= TO BE DONE =
Locate every line in the material below that has the word "услуг". Copy each of those lines.

= DATA FOR THIS TASK =

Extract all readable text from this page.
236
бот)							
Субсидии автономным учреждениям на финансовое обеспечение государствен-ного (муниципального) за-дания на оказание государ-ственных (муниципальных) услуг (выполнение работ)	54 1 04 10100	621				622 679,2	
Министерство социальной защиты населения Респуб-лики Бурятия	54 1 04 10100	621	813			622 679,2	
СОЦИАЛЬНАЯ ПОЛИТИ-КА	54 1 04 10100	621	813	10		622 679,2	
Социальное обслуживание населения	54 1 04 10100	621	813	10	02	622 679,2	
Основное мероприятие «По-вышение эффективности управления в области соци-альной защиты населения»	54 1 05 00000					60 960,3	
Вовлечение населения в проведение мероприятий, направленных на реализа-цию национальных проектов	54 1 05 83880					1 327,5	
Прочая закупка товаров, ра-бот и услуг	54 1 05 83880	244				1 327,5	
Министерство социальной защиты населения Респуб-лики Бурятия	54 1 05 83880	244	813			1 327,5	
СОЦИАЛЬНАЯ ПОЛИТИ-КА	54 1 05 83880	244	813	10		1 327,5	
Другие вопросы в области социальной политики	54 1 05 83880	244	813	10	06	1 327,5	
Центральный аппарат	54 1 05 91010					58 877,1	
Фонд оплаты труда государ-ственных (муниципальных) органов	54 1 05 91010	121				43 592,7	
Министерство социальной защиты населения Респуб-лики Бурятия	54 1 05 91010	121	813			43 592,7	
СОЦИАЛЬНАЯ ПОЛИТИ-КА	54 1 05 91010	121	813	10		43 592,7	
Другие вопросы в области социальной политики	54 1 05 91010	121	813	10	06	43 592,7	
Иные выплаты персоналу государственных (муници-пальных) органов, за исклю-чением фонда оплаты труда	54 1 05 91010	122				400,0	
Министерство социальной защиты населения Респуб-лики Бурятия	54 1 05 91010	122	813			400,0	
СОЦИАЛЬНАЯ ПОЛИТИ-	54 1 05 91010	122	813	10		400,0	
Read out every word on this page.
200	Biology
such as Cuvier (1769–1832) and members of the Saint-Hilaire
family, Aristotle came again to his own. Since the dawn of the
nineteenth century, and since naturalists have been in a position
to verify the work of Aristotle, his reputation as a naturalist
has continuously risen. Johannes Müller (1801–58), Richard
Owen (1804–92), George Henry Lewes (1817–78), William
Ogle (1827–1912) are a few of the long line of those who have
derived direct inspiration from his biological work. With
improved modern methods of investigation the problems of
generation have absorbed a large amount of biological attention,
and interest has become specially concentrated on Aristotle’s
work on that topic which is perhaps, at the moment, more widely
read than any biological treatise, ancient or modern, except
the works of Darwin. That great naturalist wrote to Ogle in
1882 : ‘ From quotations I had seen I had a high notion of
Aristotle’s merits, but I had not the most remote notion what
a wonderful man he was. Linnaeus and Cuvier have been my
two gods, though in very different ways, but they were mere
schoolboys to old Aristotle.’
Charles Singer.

* * *

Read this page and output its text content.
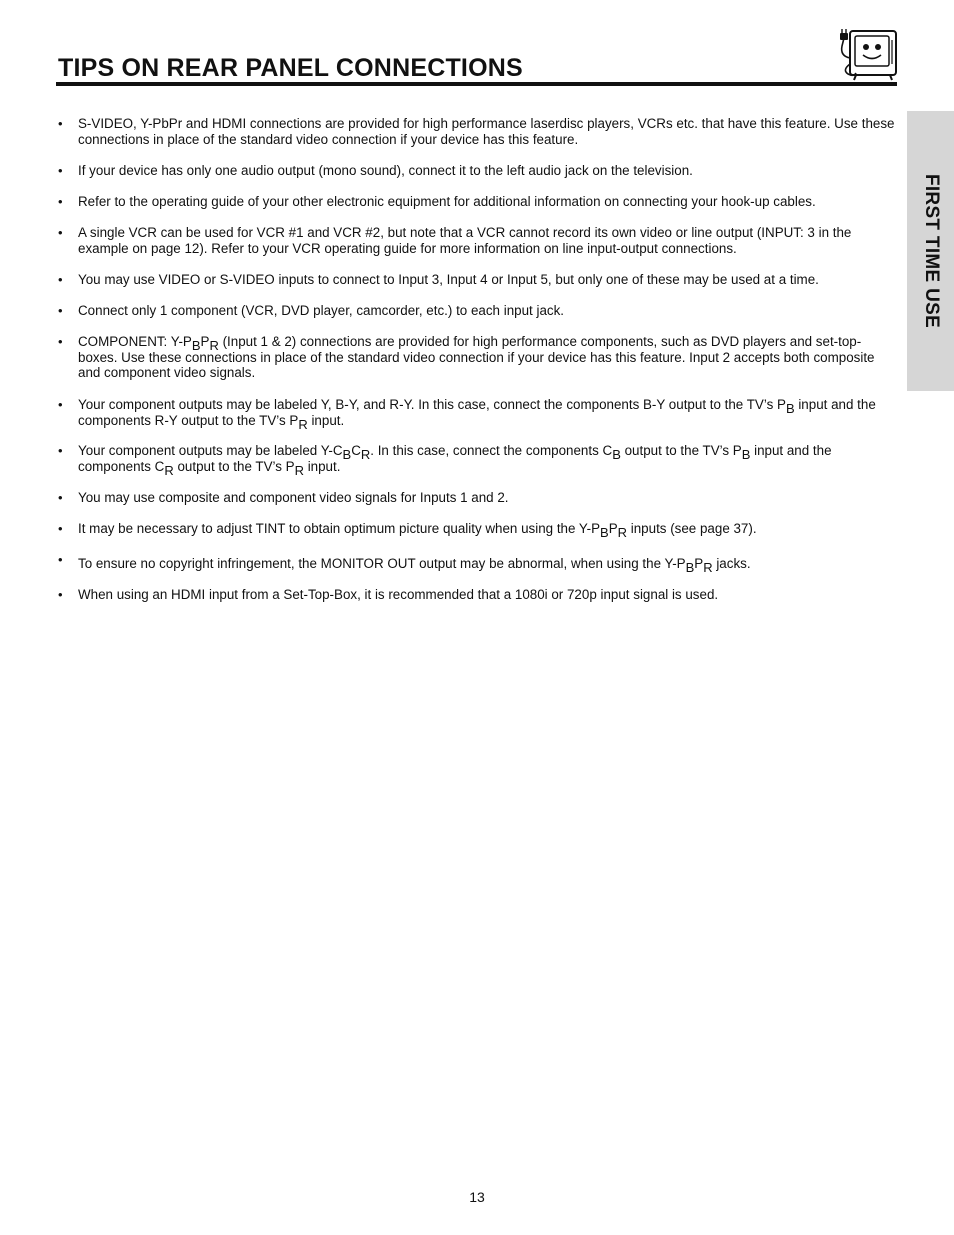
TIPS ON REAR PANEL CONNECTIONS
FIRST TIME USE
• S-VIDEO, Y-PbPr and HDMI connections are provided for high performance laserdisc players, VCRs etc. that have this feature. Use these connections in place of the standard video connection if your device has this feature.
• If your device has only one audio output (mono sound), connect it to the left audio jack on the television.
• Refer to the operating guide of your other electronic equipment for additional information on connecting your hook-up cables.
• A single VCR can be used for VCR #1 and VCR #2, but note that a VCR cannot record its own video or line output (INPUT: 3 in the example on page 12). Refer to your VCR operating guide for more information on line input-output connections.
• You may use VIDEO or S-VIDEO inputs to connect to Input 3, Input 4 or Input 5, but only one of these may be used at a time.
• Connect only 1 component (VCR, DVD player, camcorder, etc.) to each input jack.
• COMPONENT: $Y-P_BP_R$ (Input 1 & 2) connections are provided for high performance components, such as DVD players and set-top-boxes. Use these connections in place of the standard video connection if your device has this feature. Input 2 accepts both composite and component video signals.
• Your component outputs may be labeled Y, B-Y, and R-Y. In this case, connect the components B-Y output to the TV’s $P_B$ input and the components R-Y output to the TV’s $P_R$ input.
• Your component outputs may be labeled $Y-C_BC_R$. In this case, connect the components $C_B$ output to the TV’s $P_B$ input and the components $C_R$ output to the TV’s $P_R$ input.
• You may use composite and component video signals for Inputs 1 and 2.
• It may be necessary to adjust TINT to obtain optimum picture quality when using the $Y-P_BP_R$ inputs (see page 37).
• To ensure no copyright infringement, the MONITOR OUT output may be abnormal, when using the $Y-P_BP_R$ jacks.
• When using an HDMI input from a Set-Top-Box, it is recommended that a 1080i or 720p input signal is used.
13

* * *

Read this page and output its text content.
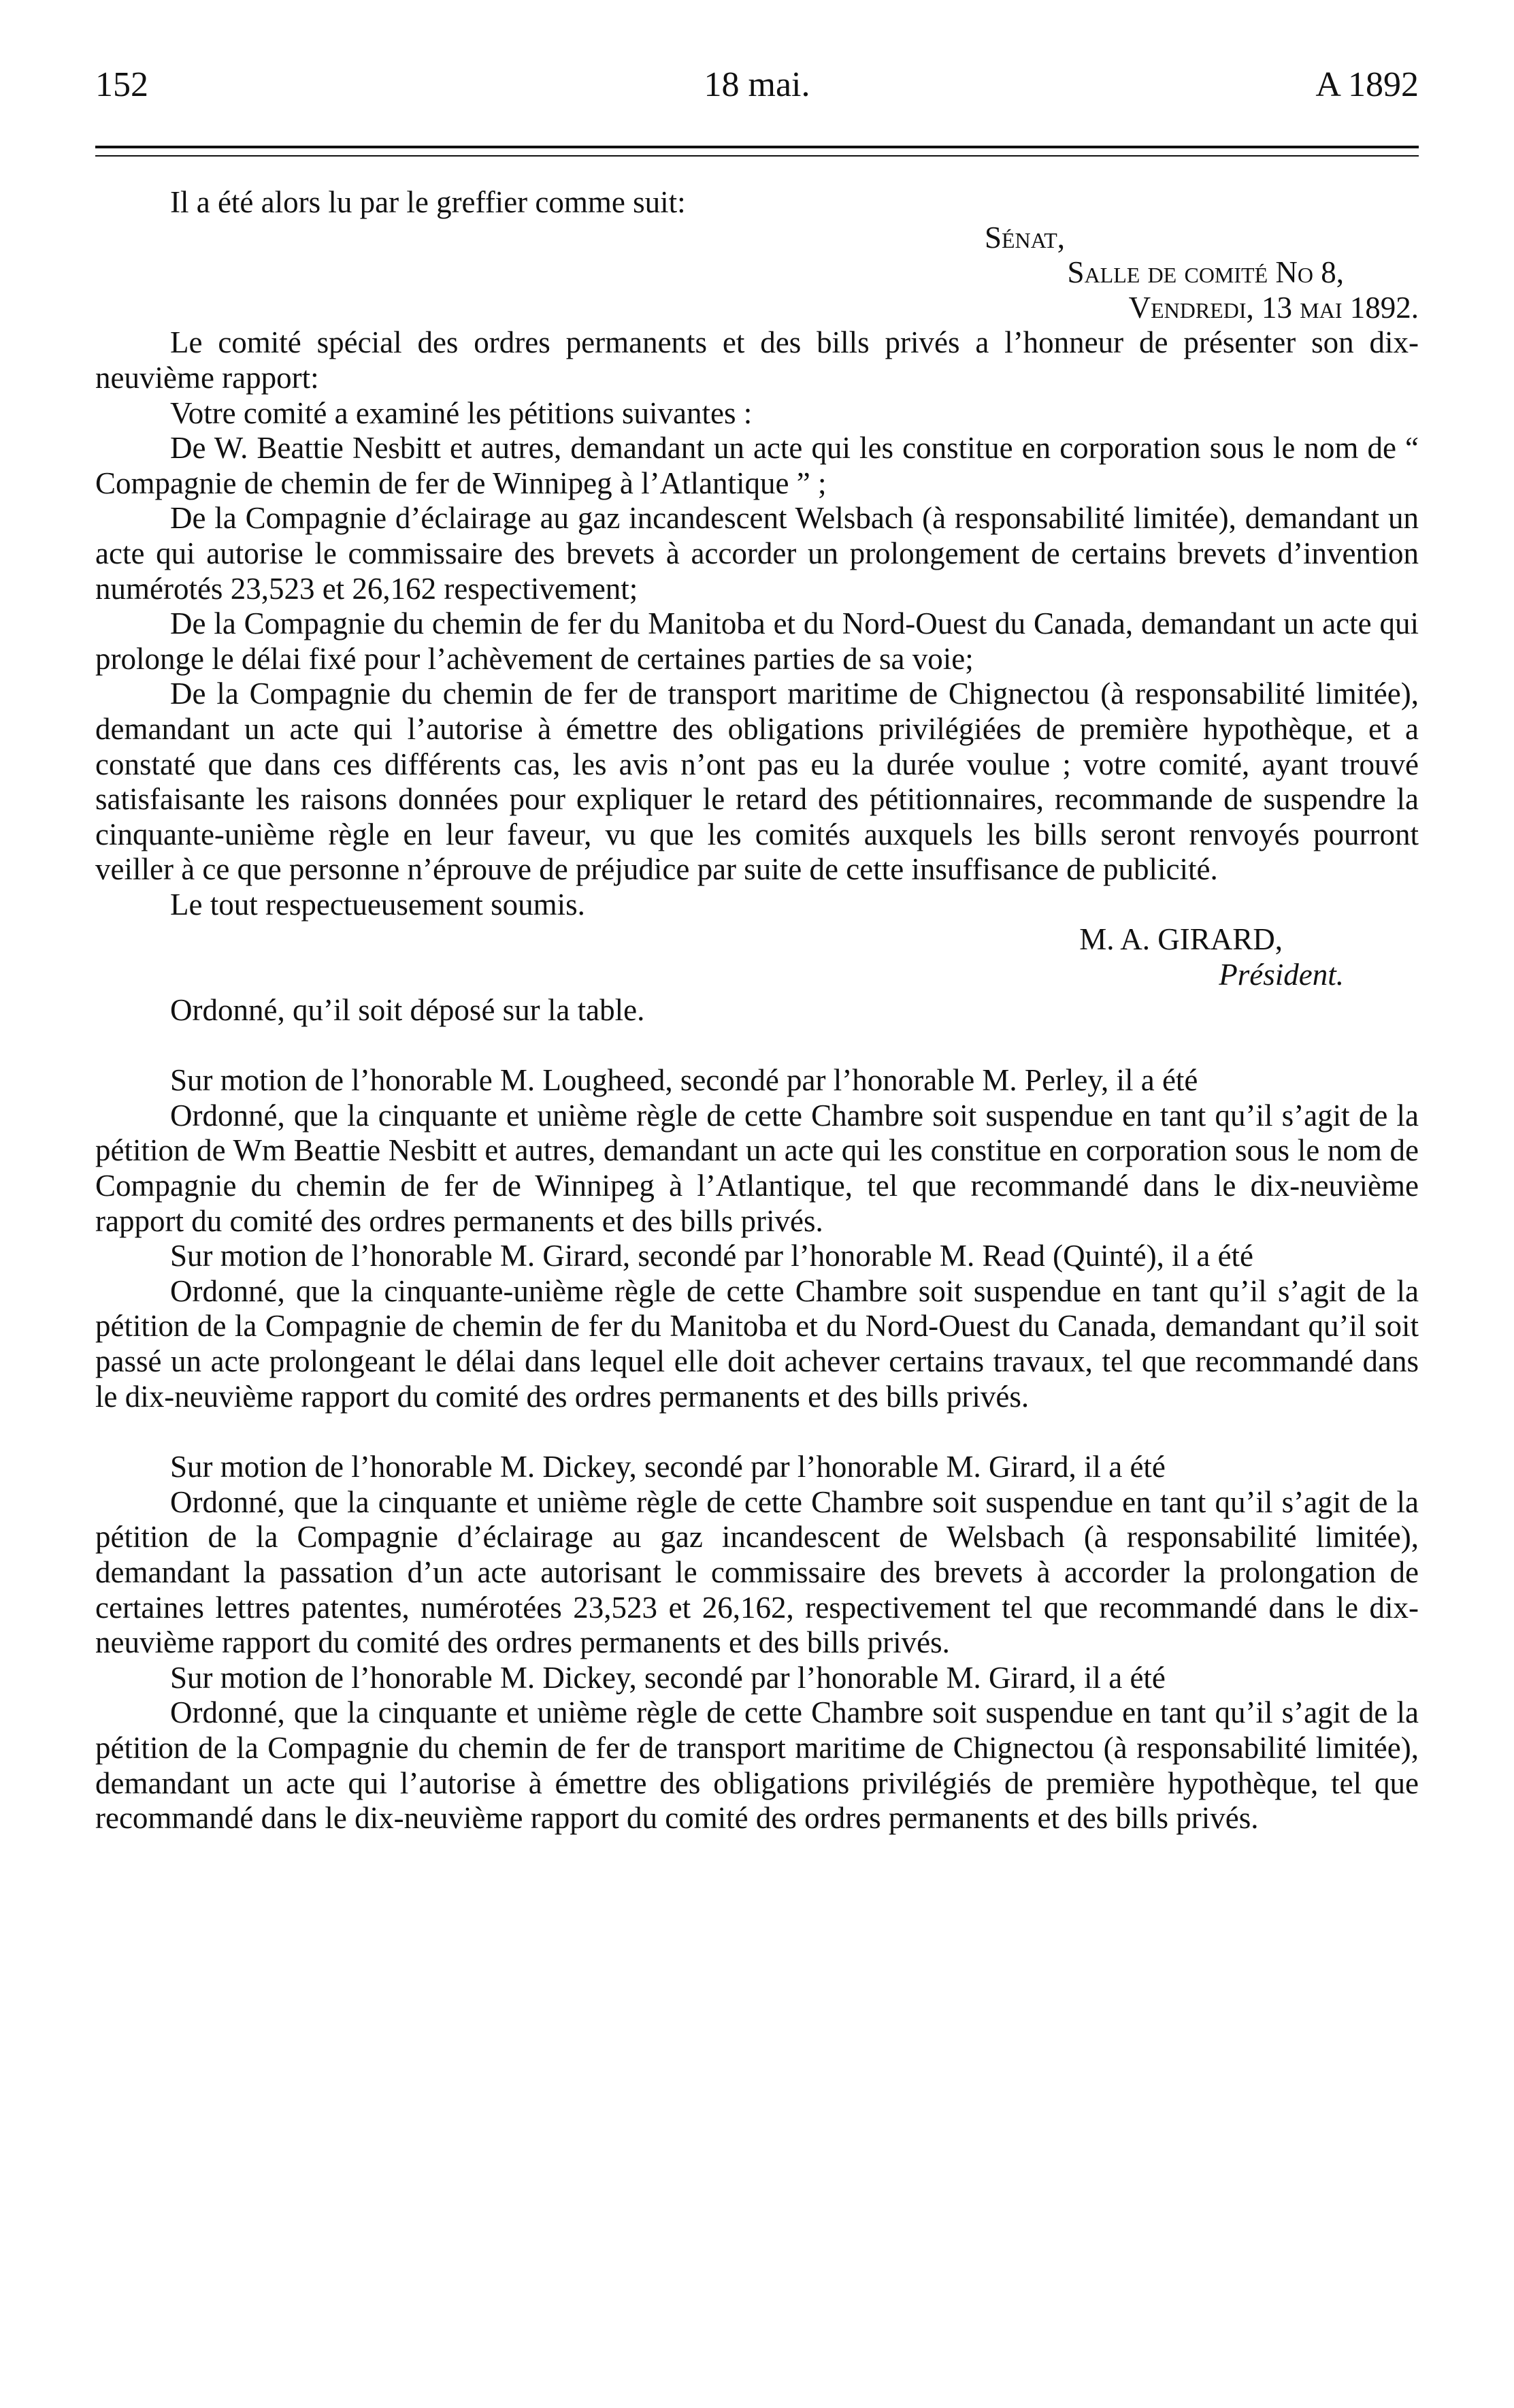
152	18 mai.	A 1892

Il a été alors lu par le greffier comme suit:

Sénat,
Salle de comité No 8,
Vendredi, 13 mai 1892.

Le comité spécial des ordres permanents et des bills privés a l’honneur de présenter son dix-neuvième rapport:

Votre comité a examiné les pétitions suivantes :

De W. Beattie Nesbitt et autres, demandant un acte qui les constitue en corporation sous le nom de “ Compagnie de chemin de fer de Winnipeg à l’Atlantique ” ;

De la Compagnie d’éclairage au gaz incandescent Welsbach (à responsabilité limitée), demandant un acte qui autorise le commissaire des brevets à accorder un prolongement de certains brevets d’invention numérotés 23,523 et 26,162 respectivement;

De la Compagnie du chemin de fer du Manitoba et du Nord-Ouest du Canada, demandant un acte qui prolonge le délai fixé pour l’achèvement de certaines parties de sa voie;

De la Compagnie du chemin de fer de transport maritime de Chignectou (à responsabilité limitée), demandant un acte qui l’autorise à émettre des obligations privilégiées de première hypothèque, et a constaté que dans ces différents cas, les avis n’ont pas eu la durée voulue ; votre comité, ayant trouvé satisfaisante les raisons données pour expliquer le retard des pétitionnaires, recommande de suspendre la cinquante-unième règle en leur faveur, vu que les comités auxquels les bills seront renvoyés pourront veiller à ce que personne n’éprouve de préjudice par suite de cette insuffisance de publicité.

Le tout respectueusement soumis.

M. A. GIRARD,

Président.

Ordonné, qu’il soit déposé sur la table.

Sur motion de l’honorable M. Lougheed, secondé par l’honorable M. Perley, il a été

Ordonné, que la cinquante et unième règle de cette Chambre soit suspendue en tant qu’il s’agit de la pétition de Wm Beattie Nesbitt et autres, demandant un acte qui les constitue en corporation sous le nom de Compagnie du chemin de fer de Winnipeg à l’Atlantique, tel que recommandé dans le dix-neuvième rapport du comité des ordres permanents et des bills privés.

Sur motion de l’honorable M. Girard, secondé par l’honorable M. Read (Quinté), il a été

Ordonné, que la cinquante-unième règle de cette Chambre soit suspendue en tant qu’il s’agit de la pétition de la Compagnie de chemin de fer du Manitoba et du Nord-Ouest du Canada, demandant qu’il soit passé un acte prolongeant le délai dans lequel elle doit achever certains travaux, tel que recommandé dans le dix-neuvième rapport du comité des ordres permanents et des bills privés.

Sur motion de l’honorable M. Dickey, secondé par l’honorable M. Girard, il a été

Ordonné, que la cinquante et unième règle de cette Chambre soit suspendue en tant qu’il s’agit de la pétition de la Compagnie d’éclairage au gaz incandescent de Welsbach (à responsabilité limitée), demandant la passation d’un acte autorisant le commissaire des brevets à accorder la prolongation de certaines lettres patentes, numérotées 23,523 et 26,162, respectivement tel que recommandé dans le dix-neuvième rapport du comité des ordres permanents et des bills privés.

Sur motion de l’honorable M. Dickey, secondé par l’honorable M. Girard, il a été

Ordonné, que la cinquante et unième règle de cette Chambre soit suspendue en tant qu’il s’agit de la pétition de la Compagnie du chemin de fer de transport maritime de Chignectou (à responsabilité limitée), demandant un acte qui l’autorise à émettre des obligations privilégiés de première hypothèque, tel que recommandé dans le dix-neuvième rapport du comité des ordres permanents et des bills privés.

= OUTPUT FOR THIS EXERCISE =
Субсидии автономным учреждениям на финансовое обеспечение государствен-ного (муниципального) за-дания на оказание государ-ственных (муниципальных) услуг (выполнение работ)	54 1 04 10100	621				622 679,2	
Прочая закупка товаров, ра-бот и услуг	54 1 05 83880	244				1 327,5	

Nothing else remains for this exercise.